*FRAGMENTO PROPORCIONADO*:

# # # # # # #

Durante dos años logró mantenerse alejada del pederasta. Fue como un despertar de mi conciencia. Por fin pude relacionarme con chavas de mi edad. Conocí lo que es la adolescencia normal. Tuve un novio. Pero Succar insistía en contactarme, me llamaba, me buscaba. Un día me mandó un recado que decía que estaba al borde de la muerte y que quería verme por última vez. Fui.
–¿Y era verdad?
–No sé. Yo tenía 19 años, había pasado dos sin verlo. Ya no le tenía respeto ni miedo. Pero a pesar de las terapias, de lo que yo había cambiado, me volvió a envolver en sus palabras, que siempre ocultaban sus verdaderas intenciones, que eran sexuales.
A pesar de su disposición de narrar lo que pasó en esos años, Edith prefiere velar algunos pasajes particularmente dolorosos. Se conoce, por los expedientes penales, que así como ella fue llevada por una compañerita a la casa donde operaba el pederasta, ella, con los años, también llevó a otras niñas y niños a manos de Succar, incluso a dos primitos y a su hermanita menor, Estefanía. Ahí eran violados, sujetos a abusos, intercambiados con otros usuarios de la red de pederastia y utilizados para sitios de pornografía en Internet.
Ese segundo encuentro con su agresor, a los 19 años, la metió en un nuevo ciclo de angustia y depresión. Volví a buscar a la maestra Paulina para que me ayudara. Era otoño de 2003. La profesora Arias llevó a Edith a conocer a la entonces subprocuradora de Averiguaciones Previas de Quintana Roo, la controvertida Leydi Campos, quien después se fugó, involucrada en casos graves como la desaparición de niños del albergue La Casita, de Cancún.

# # # # # # #

*REGISTROS SUMINISTRADOS*:
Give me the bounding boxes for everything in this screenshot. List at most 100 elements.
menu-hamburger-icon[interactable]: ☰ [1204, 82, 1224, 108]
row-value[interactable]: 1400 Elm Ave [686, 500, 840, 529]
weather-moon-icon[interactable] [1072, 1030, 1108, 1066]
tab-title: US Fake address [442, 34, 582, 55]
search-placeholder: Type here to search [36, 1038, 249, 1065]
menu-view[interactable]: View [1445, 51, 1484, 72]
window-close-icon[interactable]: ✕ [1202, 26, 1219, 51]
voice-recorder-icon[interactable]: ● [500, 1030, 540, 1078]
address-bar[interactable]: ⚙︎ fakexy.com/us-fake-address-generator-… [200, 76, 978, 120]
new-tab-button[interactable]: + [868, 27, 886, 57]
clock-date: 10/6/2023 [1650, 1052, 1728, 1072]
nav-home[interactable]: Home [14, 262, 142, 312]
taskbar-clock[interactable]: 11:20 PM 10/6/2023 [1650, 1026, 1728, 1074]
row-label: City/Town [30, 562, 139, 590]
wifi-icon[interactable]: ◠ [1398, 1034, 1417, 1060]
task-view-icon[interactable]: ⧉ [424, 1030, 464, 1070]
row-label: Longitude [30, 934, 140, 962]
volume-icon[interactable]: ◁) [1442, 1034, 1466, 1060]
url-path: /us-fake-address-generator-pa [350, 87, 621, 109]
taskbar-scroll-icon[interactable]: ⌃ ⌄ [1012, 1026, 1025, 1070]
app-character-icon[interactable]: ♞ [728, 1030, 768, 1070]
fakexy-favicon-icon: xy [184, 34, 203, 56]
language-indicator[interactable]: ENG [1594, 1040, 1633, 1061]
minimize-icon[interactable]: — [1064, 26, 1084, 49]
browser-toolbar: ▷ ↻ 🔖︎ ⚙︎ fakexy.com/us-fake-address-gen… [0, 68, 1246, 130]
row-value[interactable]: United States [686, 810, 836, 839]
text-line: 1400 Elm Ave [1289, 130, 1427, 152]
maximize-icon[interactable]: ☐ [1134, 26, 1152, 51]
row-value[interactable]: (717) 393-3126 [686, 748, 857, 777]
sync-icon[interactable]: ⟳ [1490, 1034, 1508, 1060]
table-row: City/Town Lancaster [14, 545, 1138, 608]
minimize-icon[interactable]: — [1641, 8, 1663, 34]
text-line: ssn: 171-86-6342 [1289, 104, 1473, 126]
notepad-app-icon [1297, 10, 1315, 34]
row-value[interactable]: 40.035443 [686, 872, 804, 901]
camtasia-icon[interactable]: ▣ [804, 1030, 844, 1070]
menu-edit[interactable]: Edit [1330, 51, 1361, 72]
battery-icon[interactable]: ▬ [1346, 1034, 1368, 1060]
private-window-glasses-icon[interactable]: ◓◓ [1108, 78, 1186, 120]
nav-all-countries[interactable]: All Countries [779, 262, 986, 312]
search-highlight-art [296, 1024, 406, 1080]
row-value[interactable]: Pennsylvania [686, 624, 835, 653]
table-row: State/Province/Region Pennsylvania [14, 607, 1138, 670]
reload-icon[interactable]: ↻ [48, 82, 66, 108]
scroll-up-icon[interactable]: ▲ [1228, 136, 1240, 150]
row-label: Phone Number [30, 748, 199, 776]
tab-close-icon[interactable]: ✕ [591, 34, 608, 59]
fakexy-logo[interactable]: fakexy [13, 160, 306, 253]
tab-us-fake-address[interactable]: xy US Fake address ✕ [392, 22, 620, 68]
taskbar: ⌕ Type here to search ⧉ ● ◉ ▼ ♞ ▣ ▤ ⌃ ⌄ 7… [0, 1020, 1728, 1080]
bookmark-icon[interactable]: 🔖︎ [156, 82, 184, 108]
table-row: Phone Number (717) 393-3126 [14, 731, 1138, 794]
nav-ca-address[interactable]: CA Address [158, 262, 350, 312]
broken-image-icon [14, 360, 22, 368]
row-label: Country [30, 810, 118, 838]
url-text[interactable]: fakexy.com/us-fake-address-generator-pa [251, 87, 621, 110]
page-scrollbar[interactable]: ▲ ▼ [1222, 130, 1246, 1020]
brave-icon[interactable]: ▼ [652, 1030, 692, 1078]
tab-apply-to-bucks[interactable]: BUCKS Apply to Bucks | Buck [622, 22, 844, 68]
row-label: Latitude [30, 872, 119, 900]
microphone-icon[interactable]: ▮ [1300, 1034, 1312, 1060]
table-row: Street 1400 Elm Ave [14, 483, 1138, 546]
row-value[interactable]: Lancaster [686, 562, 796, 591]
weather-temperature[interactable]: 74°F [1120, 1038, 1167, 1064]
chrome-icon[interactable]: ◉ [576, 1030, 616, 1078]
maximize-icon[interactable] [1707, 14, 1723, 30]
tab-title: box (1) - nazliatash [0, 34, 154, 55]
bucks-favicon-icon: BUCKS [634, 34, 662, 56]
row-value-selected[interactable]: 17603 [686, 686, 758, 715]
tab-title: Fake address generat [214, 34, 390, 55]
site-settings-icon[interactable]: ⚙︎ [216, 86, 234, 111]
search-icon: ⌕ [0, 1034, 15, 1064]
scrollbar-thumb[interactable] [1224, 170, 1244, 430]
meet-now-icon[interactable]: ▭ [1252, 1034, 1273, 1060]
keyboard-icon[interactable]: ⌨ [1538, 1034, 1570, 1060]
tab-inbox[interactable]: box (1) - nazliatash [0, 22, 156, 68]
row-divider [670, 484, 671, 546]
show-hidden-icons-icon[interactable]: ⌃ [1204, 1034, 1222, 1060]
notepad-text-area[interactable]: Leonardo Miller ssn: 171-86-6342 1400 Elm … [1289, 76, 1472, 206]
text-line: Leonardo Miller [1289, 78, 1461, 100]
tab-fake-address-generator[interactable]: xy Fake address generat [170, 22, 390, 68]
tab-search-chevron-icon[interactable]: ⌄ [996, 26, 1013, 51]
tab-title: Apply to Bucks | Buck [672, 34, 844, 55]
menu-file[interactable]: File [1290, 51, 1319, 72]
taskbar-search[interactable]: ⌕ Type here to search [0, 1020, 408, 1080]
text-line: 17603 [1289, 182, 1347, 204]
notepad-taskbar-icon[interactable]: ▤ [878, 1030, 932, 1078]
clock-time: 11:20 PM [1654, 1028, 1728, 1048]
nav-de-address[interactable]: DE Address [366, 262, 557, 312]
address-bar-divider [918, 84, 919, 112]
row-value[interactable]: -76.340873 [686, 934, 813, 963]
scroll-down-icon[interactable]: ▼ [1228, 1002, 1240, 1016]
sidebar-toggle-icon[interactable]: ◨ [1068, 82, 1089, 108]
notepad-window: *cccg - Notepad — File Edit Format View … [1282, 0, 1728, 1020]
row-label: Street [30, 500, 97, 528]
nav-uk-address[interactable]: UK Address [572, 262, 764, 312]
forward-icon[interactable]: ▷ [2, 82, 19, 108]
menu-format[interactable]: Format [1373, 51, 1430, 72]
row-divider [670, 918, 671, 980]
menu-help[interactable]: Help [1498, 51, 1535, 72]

# # # # # # #

*TAREAS POR REALIZAR*:
1. Responda estas preguntas a partir del fragmento sobre Edith y Succar:
(a) ¿Qué edad tenía Edith cuando acudió a ver de nuevo a Succar?
(b) ¿Cómo se llama la hermana menor de Edith?
(c) ¿En qué estación y en qué año volvió Edith a buscar a la maestra Paulina?
2. Prosiga el relato sobre Edith y el caso Succar a partir de la última oración del fragmento.

*RESPUESTAS POR TAREA*:
1.
(a) 19 años.
(b) Estefanía.
(c) En otoño de 2003.

2.
Me citaron en un café. Me decían que tenían que ver si lo que habían hecho con mi hermanita había sido un delito o no. Fue la primera vez que escuché que Estefanía había sido violada por Succar. Yo no lo sabía, creía que sólo dormía con él. Me dijeron que le hicieron un examen ginecológico y que tenía virus de papiloma. Fue horrible. Te juro que en ese momento vi todo negro. Creo que no supe de mí por un largo rato. Pero también me dio tanto coraje que sentí fuerzas para continuar. Me dijeron que teníamos que denunciar y me decidí.
En ese momento, Edith Encalada dio el gran paso de llevar su denuncia, y la de otros menores, ante el Ministerio Público. Empezó la caída de Succar, pero al mismo tiempo sus víctimas cayeron en poder de funcionarios de Quintana Roo que manejaron el caso sin pericia ni ética. Al día siguiente de esa entrevista accedió a citarse con el pederasta para que agentes de la procuraduría estatal pudieran grabar al delincuente haciendo confesiones sobre sus relaciones con niñas.
Pero, con esas pruebas en las manos, los responsables de la procuración de justicia en Cancún, lejos de capturar a Succar, lo extorsionaron y lo dejaron huir. Además, soltaron el escándalo, como una bomba, ante los medios de comunicación.